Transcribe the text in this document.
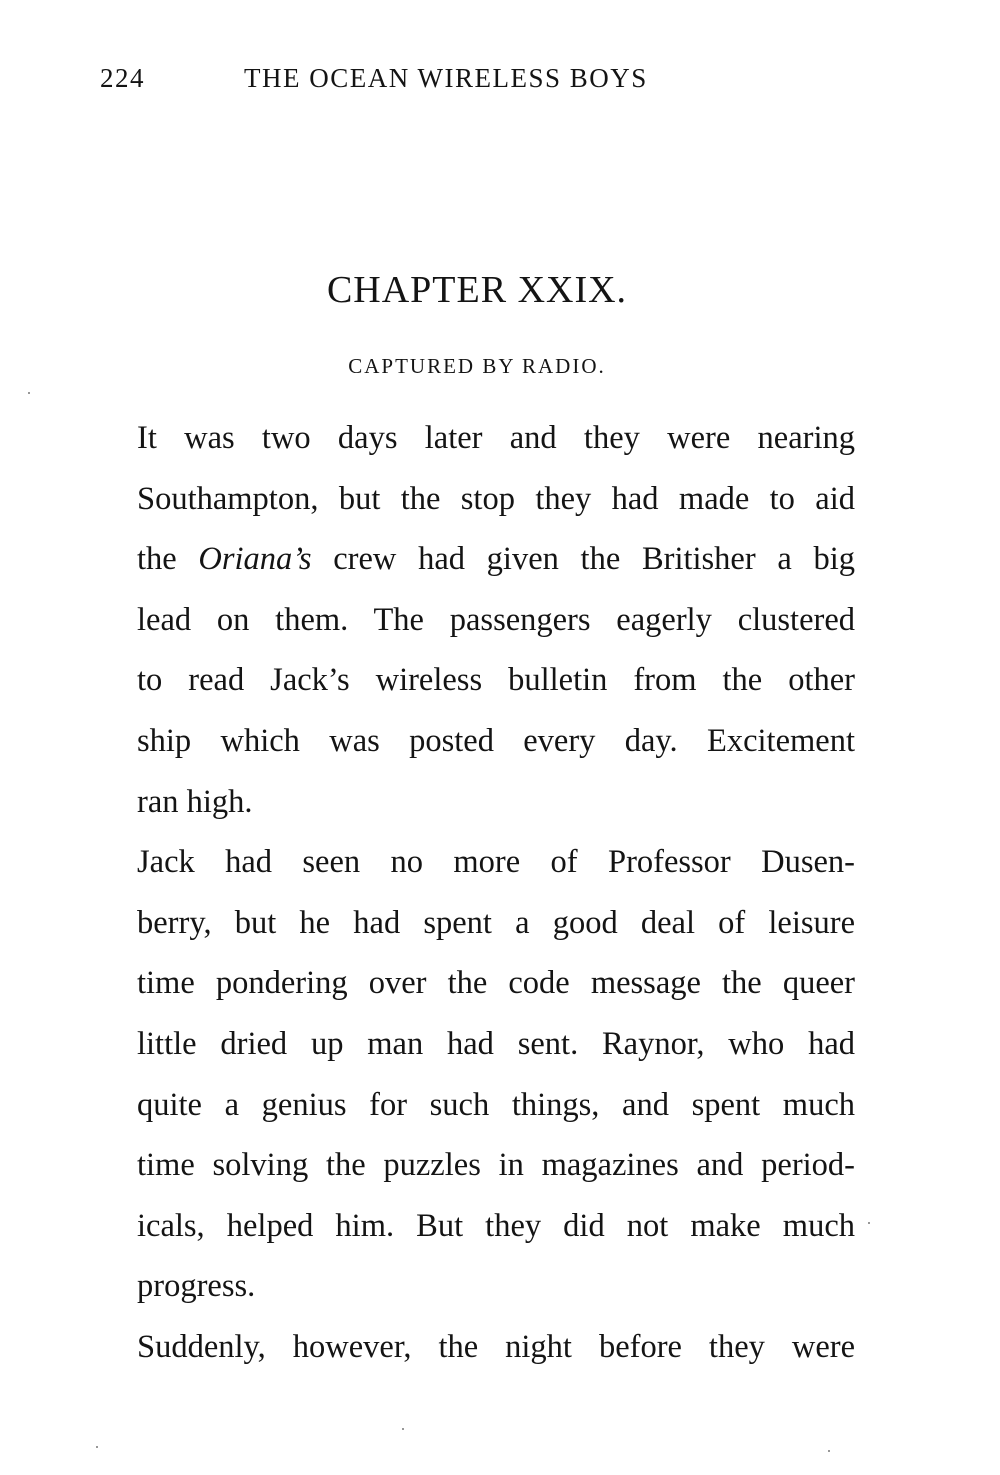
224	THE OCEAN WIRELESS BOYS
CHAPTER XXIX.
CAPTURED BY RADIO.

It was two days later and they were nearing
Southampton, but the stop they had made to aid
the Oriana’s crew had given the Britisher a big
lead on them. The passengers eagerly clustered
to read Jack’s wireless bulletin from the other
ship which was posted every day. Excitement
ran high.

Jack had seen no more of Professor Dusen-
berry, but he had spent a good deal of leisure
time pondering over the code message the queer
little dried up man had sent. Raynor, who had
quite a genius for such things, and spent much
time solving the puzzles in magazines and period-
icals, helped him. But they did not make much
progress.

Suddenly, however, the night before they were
———
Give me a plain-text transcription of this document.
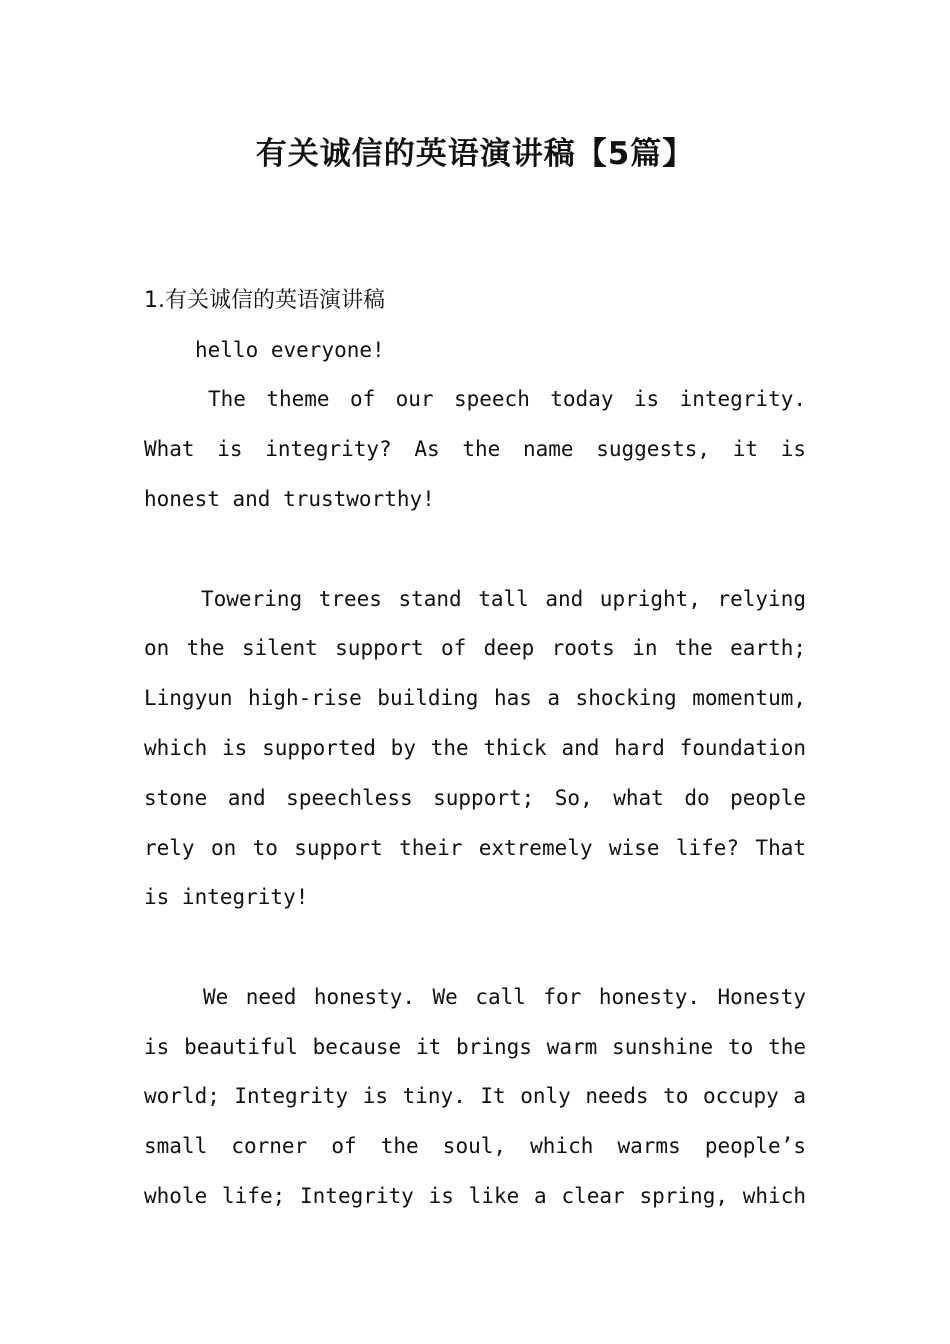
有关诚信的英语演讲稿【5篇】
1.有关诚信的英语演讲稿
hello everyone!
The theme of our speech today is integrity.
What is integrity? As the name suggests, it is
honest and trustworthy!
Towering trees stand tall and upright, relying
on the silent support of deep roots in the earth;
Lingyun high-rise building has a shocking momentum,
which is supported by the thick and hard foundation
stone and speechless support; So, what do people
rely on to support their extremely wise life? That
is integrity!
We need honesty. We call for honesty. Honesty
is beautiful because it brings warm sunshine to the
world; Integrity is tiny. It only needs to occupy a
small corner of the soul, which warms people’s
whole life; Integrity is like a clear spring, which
———
--- Task prompt ---
Copy out each line of the data where the string "much" appears.

--- Exercise answer ---
quite a genius for such things, and spent much
icals, helped him. But they did not make much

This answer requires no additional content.